STATED TASK :: List every numbered tip heading in the emhash performance guide below, with its number.

DOCUMENT TEXT ::
Performance Tips

June 19, 2026 · View on GitHub

This guide covers techniques to get the best performance from emhash.

Compile-Time Optimization

1. Enable Compiler Optimizations

# Release build (critical for performance)
g++ -O3 -march=native -std=c++17 your_app.cpp

# With LTO for cross-module optimization
g++ -O3 -march=native -flto -std=c++17 your_app.cpp

Never benchmark with -O0 or -O1 — emhash relies heavily on inlining.

2. Choose the Right Standard

# C++17: best balance of features and compiler support
g++ -std=c++17 ...

# C++20: enables structured bindings with lambda hash/eq (minor benefit)
g++ -std=c++20 ...

Pre-Allocation

3. Always reserve() When Size Is Known

// Bad: multiple rehashes as elements are added
emhash7::HashMap<int, int> map;
for (int i = 0; i < 1000000; i++)
    map[i] = i;  // triggers ~20 rehashes

// Good: single allocation
emhash7::HashMap<int, int> map;
map.reserve(1000000);
for (int i = 0; i < 1000000; i++)
    map[i] = i;  // no rehash

4. Reserve Slightly More for Mixed Workloads

// If you'll insert and erase frequently, reserve 20-30% extra
map.reserve(expected_size * 1.25);

Insert Optimization

5. Use insert_unique() When Keys Are Unique

// Slow: checks if key exists first
map.insert({key, val});

// Fast: skips existence check (key MUST be unique)

MATERIAL PROVIDED ::
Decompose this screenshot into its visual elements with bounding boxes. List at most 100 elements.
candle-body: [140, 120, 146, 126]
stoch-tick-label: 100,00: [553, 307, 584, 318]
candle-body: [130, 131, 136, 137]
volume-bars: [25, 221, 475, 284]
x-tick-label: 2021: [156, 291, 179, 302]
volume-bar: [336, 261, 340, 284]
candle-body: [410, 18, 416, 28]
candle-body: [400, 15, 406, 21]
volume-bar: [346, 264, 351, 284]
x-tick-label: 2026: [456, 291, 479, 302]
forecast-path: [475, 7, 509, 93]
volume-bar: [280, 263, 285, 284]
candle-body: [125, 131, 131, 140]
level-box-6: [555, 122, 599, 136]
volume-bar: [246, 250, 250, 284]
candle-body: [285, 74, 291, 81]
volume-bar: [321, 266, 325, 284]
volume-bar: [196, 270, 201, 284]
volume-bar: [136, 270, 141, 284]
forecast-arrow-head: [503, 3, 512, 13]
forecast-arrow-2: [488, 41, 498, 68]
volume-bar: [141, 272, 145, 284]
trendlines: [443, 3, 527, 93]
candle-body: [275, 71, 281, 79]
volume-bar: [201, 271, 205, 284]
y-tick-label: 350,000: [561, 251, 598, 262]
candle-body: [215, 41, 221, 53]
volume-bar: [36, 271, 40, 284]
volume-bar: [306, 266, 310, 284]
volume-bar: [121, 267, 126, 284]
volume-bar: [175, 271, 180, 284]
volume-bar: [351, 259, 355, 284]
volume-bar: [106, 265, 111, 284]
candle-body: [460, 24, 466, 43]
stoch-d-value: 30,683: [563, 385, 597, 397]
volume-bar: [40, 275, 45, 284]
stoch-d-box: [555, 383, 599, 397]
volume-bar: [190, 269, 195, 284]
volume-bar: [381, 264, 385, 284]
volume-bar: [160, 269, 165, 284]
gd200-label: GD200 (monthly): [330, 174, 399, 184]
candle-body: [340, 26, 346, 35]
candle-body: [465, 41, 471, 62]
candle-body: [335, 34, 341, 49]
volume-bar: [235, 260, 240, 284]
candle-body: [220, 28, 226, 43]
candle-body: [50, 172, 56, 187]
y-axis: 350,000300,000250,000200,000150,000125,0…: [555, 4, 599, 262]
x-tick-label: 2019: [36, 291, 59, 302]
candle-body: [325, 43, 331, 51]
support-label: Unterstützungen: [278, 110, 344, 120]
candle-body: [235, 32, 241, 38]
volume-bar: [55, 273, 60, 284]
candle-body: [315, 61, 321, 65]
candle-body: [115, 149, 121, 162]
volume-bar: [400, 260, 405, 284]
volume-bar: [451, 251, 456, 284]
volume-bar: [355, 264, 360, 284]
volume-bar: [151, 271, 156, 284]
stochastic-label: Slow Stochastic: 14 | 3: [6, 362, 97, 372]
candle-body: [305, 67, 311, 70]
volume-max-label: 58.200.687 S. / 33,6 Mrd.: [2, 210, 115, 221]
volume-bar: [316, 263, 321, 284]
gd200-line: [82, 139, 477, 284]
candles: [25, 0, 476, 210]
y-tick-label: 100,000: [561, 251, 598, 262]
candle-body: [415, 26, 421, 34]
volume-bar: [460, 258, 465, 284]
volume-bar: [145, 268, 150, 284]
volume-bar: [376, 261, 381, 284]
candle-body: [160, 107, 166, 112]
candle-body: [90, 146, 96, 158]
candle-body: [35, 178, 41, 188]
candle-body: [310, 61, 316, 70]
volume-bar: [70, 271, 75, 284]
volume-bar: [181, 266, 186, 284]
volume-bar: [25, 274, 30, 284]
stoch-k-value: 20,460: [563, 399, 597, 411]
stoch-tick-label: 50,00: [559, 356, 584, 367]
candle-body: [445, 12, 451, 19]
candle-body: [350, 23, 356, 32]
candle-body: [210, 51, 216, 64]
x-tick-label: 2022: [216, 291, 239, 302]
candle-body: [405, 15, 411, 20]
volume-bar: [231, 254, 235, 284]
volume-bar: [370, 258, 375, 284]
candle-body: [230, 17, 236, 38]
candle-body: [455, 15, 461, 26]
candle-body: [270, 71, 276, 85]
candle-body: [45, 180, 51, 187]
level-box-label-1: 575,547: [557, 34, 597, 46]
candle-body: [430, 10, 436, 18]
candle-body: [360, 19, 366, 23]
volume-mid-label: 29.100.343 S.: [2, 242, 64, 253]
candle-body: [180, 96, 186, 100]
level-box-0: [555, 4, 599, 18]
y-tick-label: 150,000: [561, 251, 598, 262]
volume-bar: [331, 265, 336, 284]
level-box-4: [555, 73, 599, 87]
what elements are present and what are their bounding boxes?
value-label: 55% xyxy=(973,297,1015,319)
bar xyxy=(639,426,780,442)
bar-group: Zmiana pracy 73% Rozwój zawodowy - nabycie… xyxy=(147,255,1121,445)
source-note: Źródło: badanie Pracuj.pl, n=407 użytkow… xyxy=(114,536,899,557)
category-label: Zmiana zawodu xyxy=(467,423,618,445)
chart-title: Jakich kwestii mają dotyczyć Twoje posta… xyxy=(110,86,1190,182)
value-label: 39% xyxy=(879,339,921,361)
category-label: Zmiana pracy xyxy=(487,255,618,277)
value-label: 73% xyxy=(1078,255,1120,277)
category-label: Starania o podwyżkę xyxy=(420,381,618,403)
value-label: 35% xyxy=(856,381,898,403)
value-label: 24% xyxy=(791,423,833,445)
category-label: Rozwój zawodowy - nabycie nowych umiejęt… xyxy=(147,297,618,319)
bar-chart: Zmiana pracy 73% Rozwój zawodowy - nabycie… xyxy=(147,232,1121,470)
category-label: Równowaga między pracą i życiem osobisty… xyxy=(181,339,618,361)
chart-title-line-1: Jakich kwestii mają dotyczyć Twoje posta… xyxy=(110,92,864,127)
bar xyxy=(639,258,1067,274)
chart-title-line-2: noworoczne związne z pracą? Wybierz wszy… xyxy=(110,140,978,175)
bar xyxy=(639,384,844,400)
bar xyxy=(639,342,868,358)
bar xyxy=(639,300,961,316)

EXERCISE SOLUTION ::
1. Enable Compiler Optimizations
2. Choose the Right Standard
3. Always reserve() When Size Is Known
4. Reserve Slightly More for Mixed Workloads
5. Use insert_unique() When Keys Are Unique